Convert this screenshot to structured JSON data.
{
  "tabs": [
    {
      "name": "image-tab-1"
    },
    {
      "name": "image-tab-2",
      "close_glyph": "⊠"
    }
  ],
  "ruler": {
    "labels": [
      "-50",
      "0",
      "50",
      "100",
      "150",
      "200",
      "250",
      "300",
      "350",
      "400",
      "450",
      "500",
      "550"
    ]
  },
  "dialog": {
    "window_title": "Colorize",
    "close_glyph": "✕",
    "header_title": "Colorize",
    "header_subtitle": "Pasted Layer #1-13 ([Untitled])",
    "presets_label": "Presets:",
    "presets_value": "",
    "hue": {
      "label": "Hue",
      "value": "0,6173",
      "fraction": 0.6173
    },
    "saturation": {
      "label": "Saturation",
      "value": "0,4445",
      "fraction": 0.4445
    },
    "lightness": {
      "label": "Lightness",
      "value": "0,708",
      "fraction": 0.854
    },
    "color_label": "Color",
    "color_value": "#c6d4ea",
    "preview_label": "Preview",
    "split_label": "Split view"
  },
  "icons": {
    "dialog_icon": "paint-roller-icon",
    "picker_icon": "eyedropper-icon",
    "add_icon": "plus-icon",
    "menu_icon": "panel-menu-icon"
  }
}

________________

INSTRUCTION |
Give all the entries again exactly; leave none out.

RESPONSE |
Convert this screenshot to structured JSON data.
{
  "tabs": [
    {
      "name": "image-tab-1"
    },
    {
      "name": "image-tab-2",
      "close_glyph": "⊠"
    }
  ],
  "ruler": {
    "labels": [
      "-50",
      "0",
      "50",
      "100",
      "150",
      "200",
      "250",
      "300",
      "350",
      "400",
      "450",
      "500",
      "550"
    ]
  },
  "dialog": {
    "window_title": "Colorize",
    "close_glyph": "✕",
    "header_title": "Colorize",
    "header_subtitle": "Pasted Layer #1-13 ([Untitled])",
    "presets_label": "Presets:",
    "presets_value": "",
    "hue": {
      "label": "Hue",
      "value": "0,6173",
      "fraction": 0.6173
    },
    "saturation": {
      "label": "Saturation",
      "value": "0,4445",
      "fraction": 0.4445
    },
    "lightness": {
      "label": "Lightness",
      "value": "0,708",
      "fraction": 0.854
    },
    "color_label": "Color",
    "color_value": "#c6d4ea",
    "preview_label": "Preview",
    "split_label": "Split view"
  },
  "icons": {
    "dialog_icon": "paint-roller-icon",
    "picker_icon": "eyedropper-icon",
    "add_icon": "plus-icon",
    "menu_icon": "panel-menu-icon"
  }
}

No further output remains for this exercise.